• [To do]: Output each entry verbatim and exclude every picture from it.

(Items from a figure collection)
----

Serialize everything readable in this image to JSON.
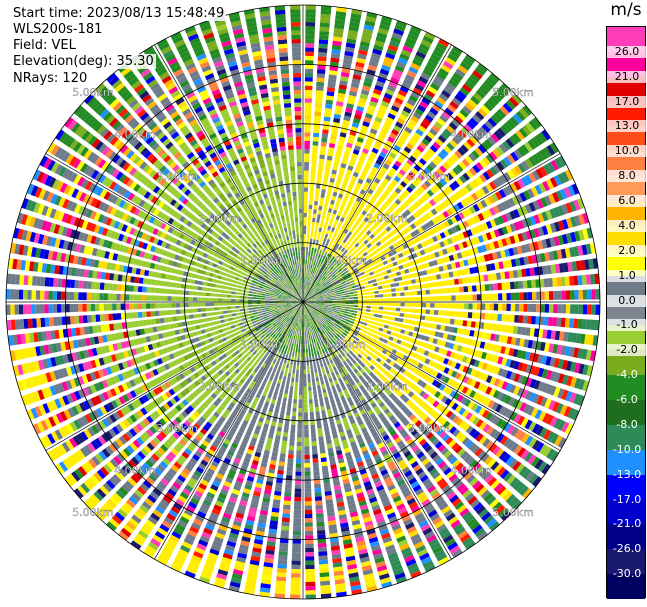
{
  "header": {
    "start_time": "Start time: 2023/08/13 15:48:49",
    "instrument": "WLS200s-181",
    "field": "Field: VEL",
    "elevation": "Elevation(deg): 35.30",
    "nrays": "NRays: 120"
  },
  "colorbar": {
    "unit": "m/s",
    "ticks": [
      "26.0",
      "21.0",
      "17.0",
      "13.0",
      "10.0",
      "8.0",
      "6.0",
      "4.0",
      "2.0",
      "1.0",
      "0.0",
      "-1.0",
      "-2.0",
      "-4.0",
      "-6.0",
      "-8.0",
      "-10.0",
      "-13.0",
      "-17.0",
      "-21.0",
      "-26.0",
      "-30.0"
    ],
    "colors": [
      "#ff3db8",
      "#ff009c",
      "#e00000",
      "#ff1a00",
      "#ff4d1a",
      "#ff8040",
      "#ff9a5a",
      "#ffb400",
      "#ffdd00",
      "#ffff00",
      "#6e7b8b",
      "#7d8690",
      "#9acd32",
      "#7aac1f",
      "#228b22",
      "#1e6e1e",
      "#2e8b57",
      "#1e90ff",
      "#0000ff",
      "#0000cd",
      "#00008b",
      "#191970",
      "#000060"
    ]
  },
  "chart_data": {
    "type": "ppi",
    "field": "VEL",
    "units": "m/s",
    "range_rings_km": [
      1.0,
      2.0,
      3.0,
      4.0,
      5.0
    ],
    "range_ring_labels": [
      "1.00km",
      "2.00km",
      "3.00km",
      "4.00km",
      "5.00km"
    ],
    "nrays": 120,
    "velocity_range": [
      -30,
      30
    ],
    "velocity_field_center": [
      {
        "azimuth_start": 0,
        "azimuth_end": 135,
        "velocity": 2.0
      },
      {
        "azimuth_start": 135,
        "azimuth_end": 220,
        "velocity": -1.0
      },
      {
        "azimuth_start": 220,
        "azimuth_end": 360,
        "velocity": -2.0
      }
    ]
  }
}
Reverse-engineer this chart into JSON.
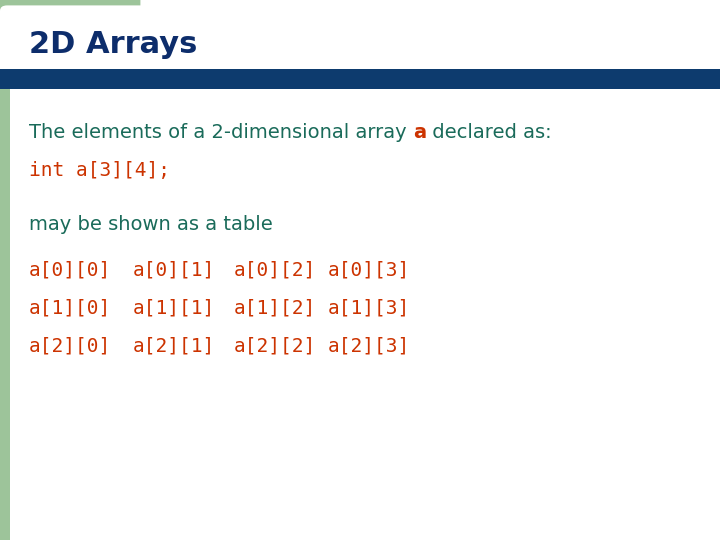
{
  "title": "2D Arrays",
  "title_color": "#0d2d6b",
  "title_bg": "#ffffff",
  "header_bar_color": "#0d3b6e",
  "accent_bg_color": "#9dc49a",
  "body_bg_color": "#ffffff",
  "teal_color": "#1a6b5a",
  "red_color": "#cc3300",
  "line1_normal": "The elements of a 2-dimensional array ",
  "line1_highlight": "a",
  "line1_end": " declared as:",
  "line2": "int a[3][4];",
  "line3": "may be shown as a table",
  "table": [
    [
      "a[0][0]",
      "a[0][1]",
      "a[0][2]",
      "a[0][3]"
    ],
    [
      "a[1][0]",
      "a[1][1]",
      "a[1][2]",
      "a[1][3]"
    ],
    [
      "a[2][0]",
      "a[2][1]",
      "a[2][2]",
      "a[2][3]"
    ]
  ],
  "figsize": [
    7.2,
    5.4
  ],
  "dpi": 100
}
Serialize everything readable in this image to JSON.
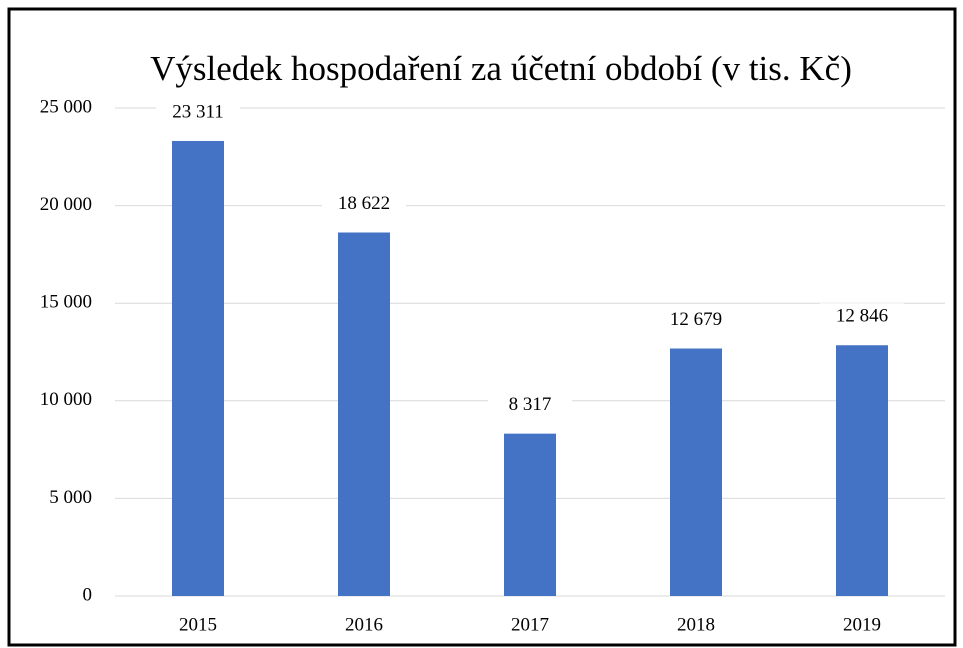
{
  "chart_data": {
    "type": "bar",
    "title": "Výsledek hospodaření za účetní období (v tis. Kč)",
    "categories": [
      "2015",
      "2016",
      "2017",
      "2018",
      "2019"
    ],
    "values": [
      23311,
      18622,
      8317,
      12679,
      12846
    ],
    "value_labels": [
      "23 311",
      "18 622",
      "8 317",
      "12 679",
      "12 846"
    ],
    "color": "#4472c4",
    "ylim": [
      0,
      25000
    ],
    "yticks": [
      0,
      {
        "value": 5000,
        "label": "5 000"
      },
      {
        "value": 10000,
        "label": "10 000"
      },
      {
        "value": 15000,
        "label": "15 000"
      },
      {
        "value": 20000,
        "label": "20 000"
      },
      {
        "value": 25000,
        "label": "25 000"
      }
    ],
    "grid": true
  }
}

----

• [Reply to the exercise]:
Serialize everything readable in this image to JSON.
{
  "header": {
    "start_time": "Start time: 2023/08/13 15:48:49",
    "instrument": "WLS200s-181",
    "field": "Field: VEL",
    "elevation": "Elevation(deg): 35.30",
    "nrays": "NRays: 120"
  },
  "colorbar": {
    "unit": "m/s",
    "ticks": [
      "26.0",
      "21.0",
      "17.0",
      "13.0",
      "10.0",
      "8.0",
      "6.0",
      "4.0",
      "2.0",
      "1.0",
      "0.0",
      "-1.0",
      "-2.0",
      "-4.0",
      "-6.0",
      "-8.0",
      "-10.0",
      "-13.0",
      "-17.0",
      "-21.0",
      "-26.0",
      "-30.0"
    ],
    "colors": [
      "#ff3db8",
      "#ff009c",
      "#e00000",
      "#ff1a00",
      "#ff4d1a",
      "#ff8040",
      "#ff9a5a",
      "#ffb400",
      "#ffdd00",
      "#ffff00",
      "#6e7b8b",
      "#7d8690",
      "#9acd32",
      "#7aac1f",
      "#228b22",
      "#1e6e1e",
      "#2e8b57",
      "#1e90ff",
      "#0000ff",
      "#0000cd",
      "#00008b",
      "#191970",
      "#000060"
    ]
  },
  "chart_data": {
    "type": "ppi",
    "field": "VEL",
    "units": "m/s",
    "range_rings_km": [
      1.0,
      2.0,
      3.0,
      4.0,
      5.0
    ],
    "range_ring_labels": [
      "1.00km",
      "2.00km",
      "3.00km",
      "4.00km",
      "5.00km"
    ],
    "nrays": 120,
    "velocity_range": [
      -30,
      30
    ],
    "velocity_field_center": [
      {
        "azimuth_start": 0,
        "azimuth_end": 135,
        "velocity": 2.0
      },
      {
        "azimuth_start": 135,
        "azimuth_end": 220,
        "velocity": -1.0
      },
      {
        "azimuth_start": 220,
        "azimuth_end": 360,
        "velocity": -2.0
      }
    ]
  }
}
Reverse-engineer this chart into JSON.
{
  "title": "2D Arrays",
  "title_color": "#0d2d6b",
  "title_bg": "#ffffff",
  "header_bar_color": "#0d3b6e",
  "accent_bg_color": "#9dc49a",
  "body_bg_color": "#ffffff",
  "teal_color": "#1a6b5a",
  "red_color": "#cc3300",
  "line1_normal": "The elements of a 2-dimensional array ",
  "line1_highlight": "a",
  "line1_end": " declared as:",
  "line2": "int a[3][4];",
  "line3": "may be shown as a table",
  "table": [
    [
      "a[0][0]",
      "a[0][1]",
      "a[0][2]",
      "a[0][3]"
    ],
    [
      "a[1][0]",
      "a[1][1]",
      "a[1][2]",
      "a[1][3]"
    ],
    [
      "a[2][0]",
      "a[2][1]",
      "a[2][2]",
      "a[2][3]"
    ]
  ],
  "figsize": [
    7.2,
    5.4
  ],
  "dpi": 100
}
Serialize everything readable in this image to JSON.
{
  "chart_data": {
    "type": "bar",
    "title": "Výsledek hospodaření za účetní období (v tis. Kč)",
    "categories": [
      "2015",
      "2016",
      "2017",
      "2018",
      "2019"
    ],
    "values": [
      23311,
      18622,
      8317,
      12679,
      12846
    ],
    "value_labels": [
      "23 311",
      "18 622",
      "8 317",
      "12 679",
      "12 846"
    ],
    "color": "#4472c4",
    "ylim": [
      0,
      25000
    ],
    "yticks": [
      0,
      {
        "value": 5000,
        "label": "5 000"
      },
      {
        "value": 10000,
        "label": "10 000"
      },
      {
        "value": 15000,
        "label": "15 000"
      },
      {
        "value": 20000,
        "label": "20 000"
      },
      {
        "value": 25000,
        "label": "25 000"
      }
    ],
    "grid": true
  }
}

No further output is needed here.